What you should do ->
Filter the entries below and copy each line that contains the string "duration". Case counts.

+++

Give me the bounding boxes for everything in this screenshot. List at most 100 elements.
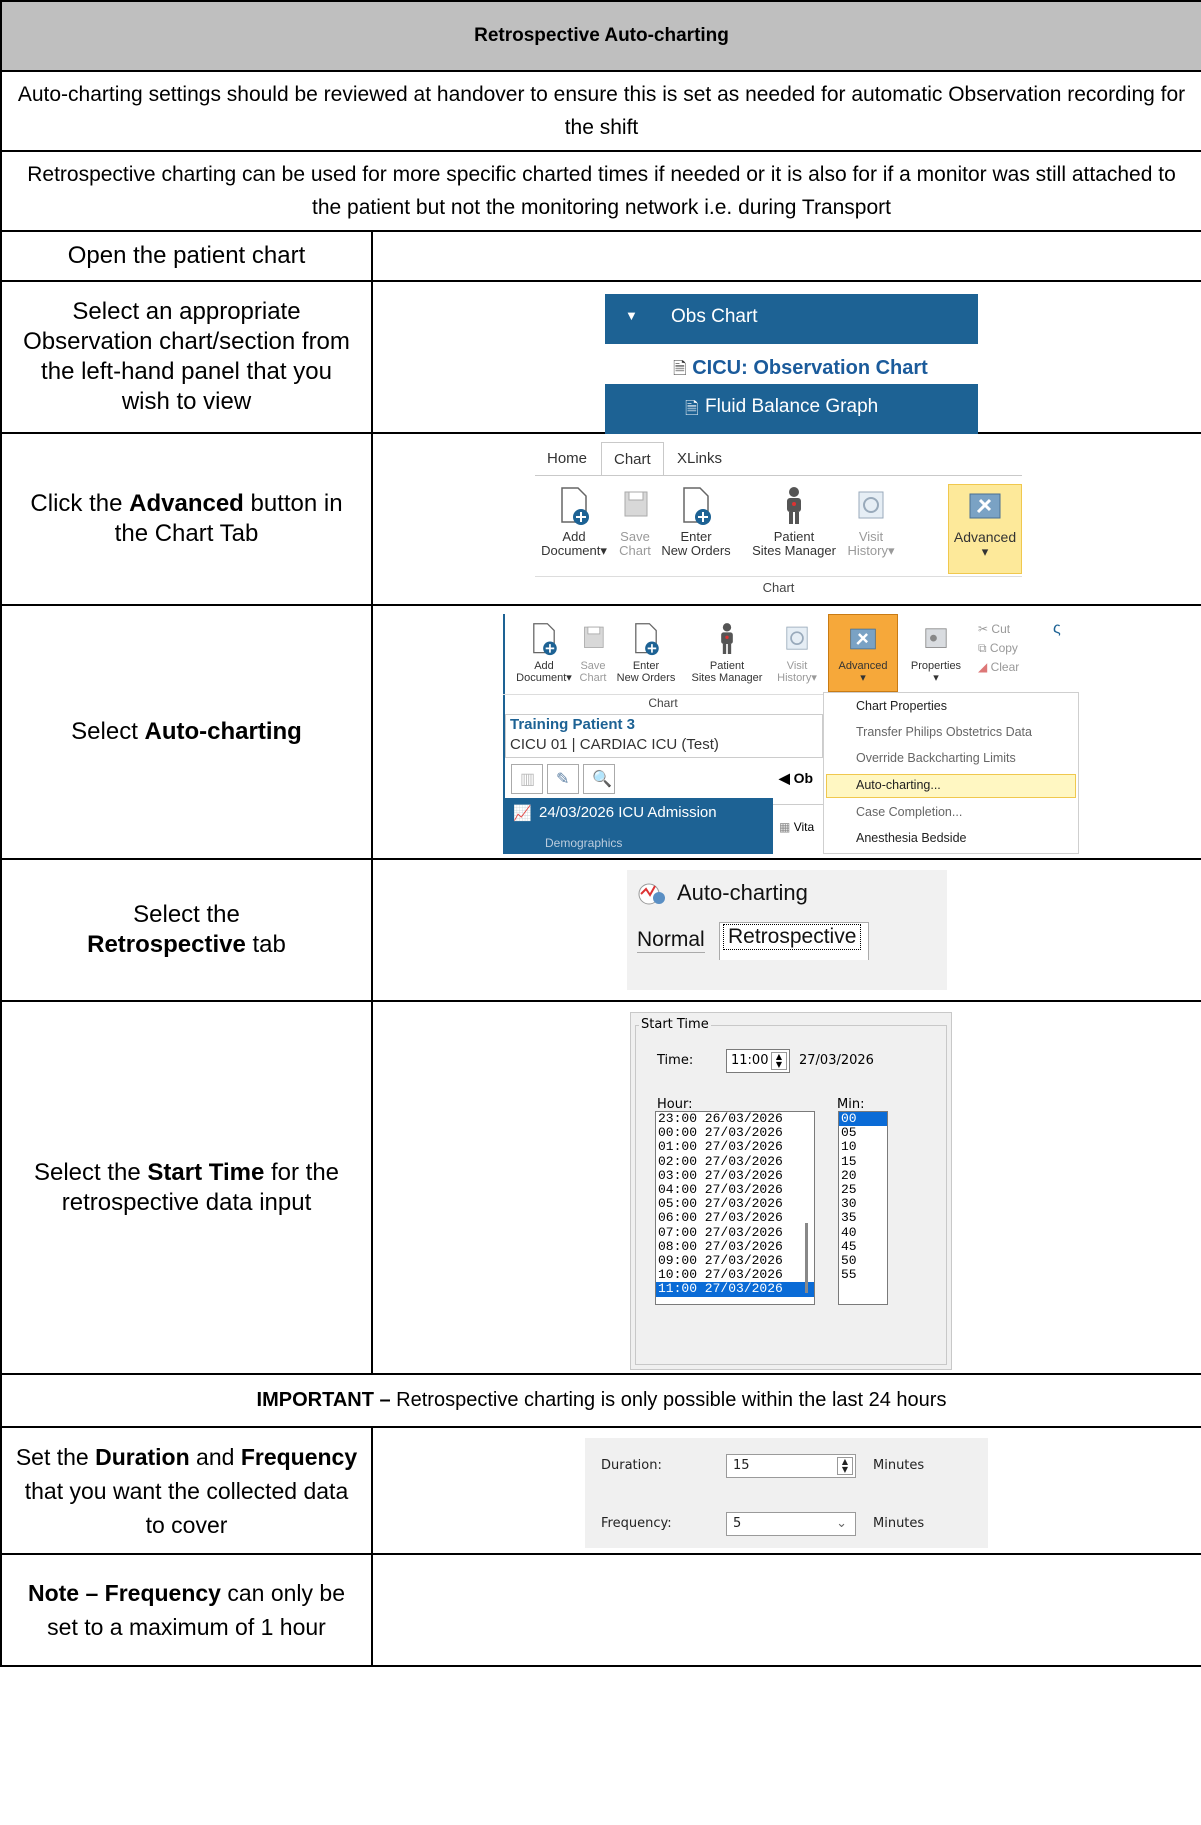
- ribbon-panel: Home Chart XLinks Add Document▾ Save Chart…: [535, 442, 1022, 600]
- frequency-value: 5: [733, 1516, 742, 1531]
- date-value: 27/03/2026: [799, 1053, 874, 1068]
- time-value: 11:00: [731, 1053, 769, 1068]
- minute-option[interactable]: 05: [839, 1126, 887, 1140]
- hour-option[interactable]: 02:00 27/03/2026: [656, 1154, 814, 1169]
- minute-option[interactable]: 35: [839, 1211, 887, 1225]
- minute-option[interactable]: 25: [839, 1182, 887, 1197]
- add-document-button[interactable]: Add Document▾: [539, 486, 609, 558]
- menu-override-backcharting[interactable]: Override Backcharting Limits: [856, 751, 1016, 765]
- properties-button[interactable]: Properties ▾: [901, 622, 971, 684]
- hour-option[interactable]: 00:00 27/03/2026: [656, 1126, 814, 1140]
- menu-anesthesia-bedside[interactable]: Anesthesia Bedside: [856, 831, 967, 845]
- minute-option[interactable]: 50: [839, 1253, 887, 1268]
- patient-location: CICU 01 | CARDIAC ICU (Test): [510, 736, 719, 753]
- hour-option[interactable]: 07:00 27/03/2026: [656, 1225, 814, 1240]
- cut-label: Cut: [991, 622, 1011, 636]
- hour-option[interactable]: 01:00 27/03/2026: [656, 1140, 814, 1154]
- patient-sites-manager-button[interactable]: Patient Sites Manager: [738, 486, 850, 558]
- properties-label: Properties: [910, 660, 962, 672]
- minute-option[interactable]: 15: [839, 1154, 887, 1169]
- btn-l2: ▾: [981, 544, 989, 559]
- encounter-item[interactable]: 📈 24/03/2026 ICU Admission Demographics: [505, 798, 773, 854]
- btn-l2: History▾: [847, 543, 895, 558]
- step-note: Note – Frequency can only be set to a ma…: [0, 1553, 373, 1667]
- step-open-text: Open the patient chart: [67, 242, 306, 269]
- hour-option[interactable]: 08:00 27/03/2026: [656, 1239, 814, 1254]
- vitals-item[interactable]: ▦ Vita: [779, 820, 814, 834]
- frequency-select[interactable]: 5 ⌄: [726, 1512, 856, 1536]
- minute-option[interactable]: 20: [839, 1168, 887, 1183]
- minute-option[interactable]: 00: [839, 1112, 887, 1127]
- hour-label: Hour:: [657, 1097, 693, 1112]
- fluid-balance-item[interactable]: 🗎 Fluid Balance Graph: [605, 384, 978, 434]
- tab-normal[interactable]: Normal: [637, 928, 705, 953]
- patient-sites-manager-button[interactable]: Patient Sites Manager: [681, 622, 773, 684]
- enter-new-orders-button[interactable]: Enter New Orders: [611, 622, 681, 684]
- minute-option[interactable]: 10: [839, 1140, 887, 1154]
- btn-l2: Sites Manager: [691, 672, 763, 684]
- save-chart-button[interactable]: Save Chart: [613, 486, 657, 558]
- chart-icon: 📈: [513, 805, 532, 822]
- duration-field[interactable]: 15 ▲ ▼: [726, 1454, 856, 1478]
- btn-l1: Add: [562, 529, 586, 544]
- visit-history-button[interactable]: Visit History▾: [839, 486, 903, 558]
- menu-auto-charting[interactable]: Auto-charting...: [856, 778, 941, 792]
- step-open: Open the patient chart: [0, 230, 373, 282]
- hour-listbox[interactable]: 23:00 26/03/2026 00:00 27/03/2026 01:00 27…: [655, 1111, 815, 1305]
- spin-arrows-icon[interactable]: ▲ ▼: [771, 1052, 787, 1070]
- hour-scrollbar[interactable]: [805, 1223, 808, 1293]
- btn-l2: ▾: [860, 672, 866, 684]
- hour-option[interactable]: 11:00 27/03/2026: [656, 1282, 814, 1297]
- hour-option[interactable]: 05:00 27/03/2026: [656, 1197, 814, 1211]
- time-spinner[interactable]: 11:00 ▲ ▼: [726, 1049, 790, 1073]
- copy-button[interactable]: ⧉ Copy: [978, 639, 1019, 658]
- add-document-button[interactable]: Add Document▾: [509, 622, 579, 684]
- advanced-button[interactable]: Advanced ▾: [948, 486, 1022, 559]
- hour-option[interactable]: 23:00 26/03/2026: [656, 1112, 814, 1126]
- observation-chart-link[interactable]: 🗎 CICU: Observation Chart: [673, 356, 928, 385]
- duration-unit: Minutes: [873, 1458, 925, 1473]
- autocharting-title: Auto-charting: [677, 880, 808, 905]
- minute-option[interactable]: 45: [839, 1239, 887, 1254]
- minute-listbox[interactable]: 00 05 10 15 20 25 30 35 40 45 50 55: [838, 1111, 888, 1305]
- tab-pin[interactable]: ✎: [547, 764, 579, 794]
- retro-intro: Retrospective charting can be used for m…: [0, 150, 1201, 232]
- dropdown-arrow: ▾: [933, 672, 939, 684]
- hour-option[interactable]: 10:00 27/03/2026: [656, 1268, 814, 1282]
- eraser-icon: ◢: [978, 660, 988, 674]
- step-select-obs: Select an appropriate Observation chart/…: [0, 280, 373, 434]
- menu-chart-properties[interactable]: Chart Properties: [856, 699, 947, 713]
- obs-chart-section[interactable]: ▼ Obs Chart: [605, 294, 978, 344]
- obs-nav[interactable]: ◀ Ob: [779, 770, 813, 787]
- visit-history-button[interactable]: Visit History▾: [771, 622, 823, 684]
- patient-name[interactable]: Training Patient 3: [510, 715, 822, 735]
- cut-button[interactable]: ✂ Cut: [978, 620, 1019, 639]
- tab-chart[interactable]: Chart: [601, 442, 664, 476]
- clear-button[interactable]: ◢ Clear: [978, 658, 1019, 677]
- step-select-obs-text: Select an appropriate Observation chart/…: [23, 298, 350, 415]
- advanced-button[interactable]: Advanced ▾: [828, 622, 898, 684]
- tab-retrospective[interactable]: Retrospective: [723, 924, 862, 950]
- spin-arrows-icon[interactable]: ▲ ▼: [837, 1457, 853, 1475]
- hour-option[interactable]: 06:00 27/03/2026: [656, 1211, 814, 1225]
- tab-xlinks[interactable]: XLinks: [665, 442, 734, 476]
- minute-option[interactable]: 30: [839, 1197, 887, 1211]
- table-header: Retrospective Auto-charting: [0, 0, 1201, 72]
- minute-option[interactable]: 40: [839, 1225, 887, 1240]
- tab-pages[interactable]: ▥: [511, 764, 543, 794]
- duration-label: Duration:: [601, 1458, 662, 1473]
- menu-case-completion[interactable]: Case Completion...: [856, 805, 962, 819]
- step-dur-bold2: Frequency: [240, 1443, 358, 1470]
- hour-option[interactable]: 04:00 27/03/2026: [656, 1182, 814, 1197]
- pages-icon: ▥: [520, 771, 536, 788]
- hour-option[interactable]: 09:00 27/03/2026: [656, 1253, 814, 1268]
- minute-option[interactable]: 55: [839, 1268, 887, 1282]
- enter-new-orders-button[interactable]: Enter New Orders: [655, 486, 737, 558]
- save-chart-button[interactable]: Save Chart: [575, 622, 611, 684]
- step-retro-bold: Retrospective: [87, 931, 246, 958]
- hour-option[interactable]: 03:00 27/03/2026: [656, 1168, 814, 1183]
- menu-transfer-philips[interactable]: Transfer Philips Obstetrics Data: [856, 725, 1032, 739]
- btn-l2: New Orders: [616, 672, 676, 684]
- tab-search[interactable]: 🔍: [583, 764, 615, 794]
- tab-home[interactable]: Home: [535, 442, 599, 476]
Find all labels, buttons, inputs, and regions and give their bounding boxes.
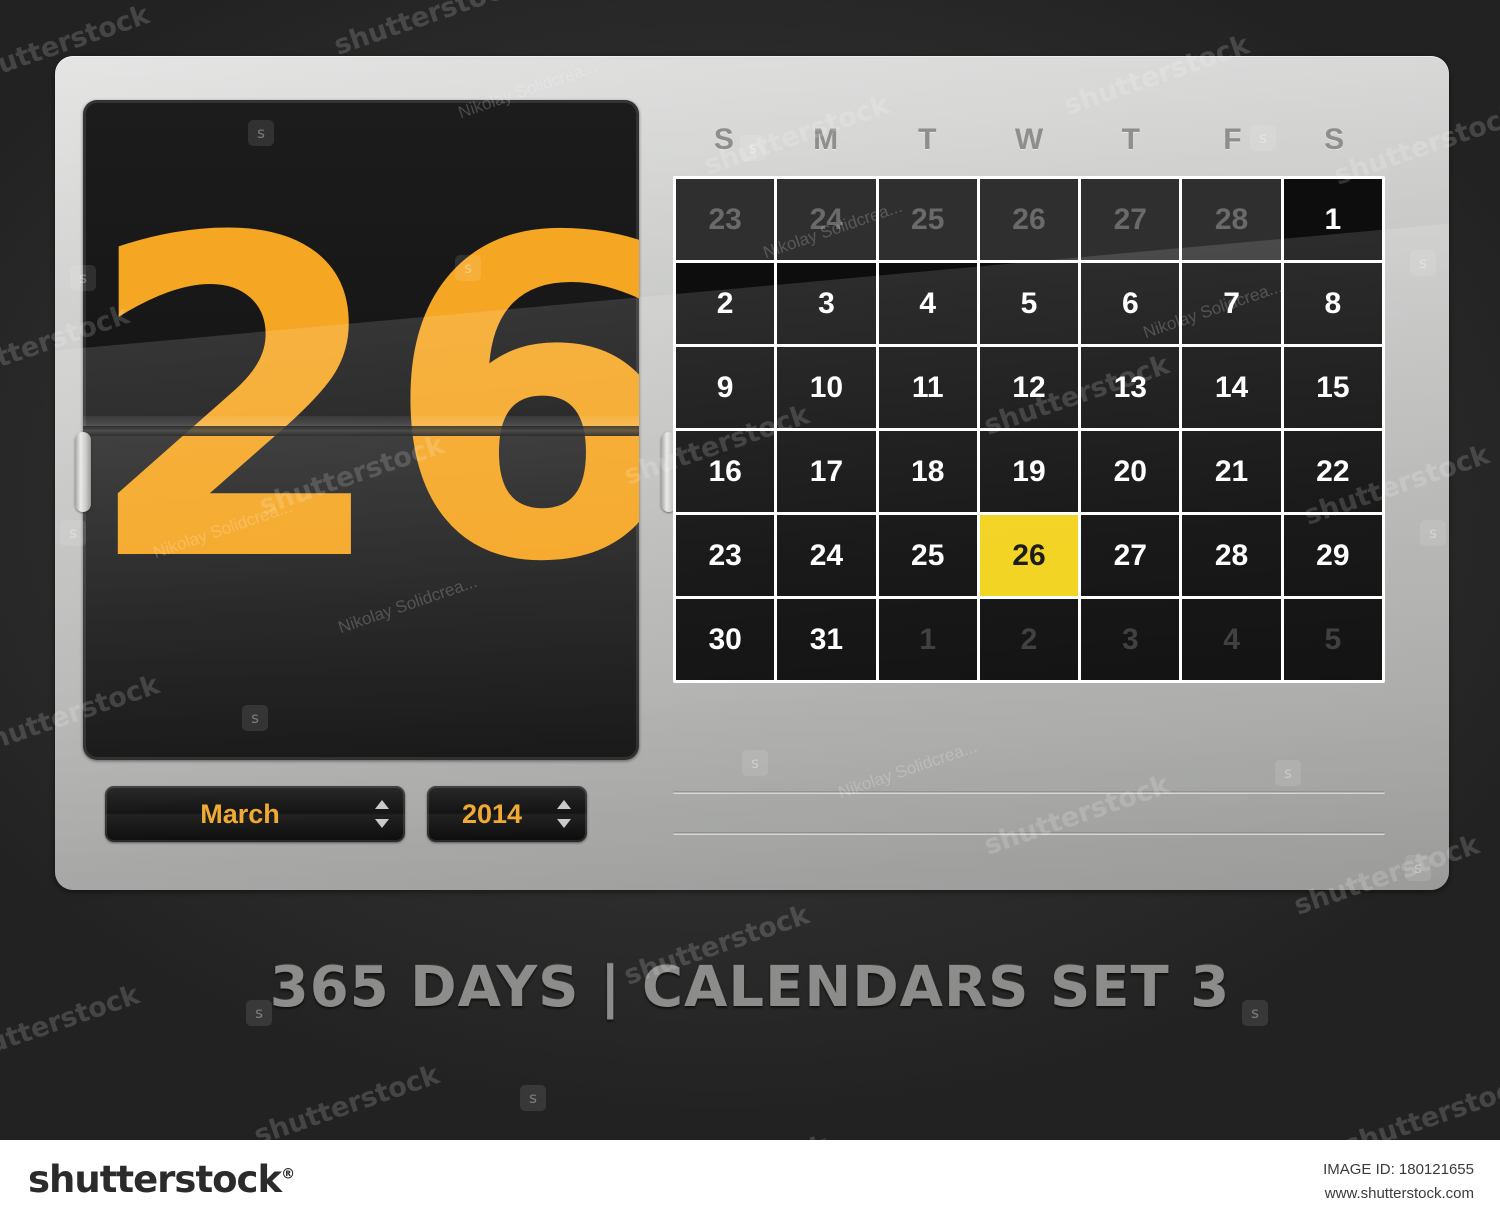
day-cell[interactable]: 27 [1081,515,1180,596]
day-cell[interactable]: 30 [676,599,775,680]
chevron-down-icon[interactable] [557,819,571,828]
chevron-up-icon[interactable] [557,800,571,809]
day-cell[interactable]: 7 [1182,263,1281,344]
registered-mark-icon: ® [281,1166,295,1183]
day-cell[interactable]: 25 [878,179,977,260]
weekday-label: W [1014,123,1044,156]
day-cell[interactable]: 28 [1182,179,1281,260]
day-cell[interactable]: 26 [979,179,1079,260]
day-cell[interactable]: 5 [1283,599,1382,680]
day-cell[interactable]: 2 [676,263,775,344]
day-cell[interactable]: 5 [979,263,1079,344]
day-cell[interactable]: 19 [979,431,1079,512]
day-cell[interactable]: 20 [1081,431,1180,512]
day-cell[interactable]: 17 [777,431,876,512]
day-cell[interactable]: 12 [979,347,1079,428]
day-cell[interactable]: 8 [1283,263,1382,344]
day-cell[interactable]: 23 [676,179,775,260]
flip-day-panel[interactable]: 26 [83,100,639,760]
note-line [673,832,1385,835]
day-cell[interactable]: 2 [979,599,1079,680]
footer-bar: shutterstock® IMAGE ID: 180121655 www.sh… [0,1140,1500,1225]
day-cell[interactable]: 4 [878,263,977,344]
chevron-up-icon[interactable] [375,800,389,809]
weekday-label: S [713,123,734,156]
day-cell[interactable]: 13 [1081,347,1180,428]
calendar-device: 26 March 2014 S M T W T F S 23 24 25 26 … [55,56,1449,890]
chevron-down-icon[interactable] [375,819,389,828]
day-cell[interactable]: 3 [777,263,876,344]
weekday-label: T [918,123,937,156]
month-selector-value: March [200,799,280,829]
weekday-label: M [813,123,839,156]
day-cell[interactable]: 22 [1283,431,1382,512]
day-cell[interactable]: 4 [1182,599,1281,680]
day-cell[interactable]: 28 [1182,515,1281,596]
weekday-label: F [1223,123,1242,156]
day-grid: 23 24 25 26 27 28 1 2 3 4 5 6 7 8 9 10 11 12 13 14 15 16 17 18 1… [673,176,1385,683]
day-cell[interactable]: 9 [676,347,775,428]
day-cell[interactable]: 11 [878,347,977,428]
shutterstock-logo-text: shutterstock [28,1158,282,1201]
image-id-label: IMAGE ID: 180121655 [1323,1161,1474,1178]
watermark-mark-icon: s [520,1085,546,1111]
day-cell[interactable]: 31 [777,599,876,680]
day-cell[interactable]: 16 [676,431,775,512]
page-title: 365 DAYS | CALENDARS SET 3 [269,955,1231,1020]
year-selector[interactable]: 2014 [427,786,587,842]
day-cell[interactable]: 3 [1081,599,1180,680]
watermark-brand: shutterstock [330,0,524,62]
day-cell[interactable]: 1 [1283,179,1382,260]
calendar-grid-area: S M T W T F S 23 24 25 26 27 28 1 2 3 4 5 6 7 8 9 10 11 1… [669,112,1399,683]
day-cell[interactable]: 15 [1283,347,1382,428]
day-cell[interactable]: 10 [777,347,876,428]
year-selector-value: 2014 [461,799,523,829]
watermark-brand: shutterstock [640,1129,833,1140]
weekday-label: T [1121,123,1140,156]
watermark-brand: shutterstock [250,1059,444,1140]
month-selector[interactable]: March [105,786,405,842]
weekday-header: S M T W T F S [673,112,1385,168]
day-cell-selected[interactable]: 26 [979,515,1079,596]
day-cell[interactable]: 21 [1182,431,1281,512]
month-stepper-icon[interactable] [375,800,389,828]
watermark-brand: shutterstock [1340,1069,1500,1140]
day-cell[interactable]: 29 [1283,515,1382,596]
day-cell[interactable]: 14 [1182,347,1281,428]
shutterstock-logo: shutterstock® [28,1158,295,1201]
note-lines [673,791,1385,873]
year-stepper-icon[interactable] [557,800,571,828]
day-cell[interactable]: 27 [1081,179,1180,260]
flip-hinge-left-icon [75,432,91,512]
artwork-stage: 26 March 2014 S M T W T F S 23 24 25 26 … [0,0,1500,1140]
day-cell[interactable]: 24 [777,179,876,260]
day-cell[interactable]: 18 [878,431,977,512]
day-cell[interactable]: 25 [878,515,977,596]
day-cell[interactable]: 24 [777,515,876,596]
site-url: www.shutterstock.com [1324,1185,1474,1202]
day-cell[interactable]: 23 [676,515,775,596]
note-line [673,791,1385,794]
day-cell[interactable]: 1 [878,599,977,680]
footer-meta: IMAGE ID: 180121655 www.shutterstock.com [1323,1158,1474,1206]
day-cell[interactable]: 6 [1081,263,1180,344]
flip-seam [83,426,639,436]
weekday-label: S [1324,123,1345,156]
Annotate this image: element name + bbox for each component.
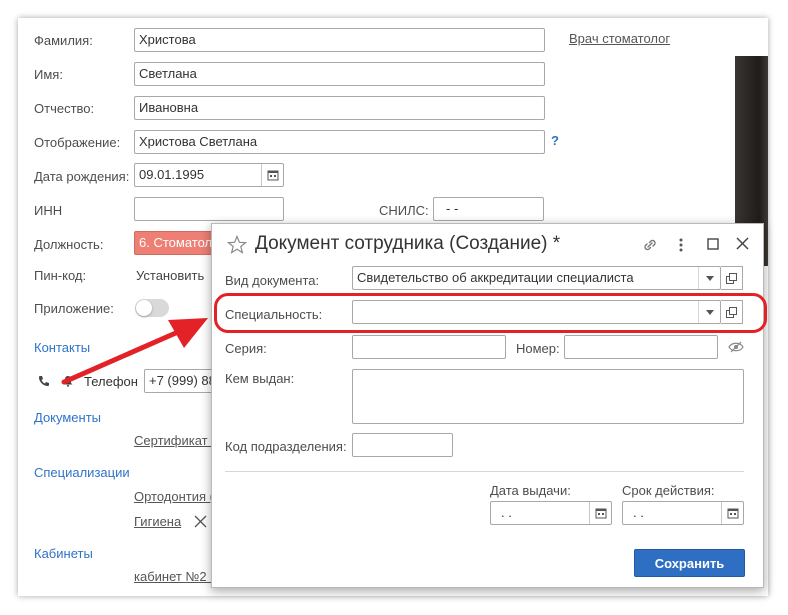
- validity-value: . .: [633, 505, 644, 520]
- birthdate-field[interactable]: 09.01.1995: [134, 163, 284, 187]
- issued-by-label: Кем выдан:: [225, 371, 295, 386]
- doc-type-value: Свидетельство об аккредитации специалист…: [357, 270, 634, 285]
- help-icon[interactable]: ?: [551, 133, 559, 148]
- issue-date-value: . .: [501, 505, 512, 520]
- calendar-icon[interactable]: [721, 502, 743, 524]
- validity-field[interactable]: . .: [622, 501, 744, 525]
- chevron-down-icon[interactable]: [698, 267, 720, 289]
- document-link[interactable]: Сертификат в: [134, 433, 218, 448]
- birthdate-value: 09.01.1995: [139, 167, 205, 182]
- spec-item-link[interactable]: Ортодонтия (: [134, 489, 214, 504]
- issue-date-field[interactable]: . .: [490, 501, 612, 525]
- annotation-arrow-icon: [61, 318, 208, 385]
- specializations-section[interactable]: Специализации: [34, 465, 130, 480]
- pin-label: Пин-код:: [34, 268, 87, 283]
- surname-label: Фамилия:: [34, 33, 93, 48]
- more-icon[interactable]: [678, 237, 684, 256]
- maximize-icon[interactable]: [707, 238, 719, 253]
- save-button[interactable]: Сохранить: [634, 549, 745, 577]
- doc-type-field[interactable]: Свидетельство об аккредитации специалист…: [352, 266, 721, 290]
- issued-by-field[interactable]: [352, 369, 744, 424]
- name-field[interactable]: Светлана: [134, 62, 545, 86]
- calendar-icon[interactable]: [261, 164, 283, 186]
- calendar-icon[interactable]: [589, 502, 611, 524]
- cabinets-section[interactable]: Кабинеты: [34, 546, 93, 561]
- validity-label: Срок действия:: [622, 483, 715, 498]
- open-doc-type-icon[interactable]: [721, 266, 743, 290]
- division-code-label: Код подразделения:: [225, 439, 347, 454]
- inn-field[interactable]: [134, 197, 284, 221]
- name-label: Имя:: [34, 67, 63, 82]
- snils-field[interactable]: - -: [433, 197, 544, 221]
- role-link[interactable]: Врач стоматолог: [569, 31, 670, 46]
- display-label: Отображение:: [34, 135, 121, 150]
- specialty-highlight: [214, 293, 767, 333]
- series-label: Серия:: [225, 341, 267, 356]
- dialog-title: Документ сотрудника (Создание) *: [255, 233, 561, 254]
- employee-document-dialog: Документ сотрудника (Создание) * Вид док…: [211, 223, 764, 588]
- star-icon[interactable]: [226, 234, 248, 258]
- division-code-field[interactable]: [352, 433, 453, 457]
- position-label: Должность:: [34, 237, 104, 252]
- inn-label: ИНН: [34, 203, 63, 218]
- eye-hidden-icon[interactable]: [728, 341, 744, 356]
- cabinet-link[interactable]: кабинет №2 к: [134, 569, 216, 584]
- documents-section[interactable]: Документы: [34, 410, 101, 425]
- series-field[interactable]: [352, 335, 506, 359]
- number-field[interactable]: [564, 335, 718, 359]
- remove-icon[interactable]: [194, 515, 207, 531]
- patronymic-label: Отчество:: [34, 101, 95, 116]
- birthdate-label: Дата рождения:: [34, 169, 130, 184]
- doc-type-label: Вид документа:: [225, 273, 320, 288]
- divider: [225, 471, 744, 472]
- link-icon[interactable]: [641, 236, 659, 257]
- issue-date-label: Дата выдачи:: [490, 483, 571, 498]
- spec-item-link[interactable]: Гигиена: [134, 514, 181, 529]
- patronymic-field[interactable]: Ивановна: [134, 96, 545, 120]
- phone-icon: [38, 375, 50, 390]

+++

Finished answer ->
- duration-field[interactable]: 15 ▲ ▼: [726, 1454, 856, 1478]
- duration-unit: Minutes: [873, 1458, 925, 1473]
- duration-label: Duration:: [601, 1458, 662, 1473]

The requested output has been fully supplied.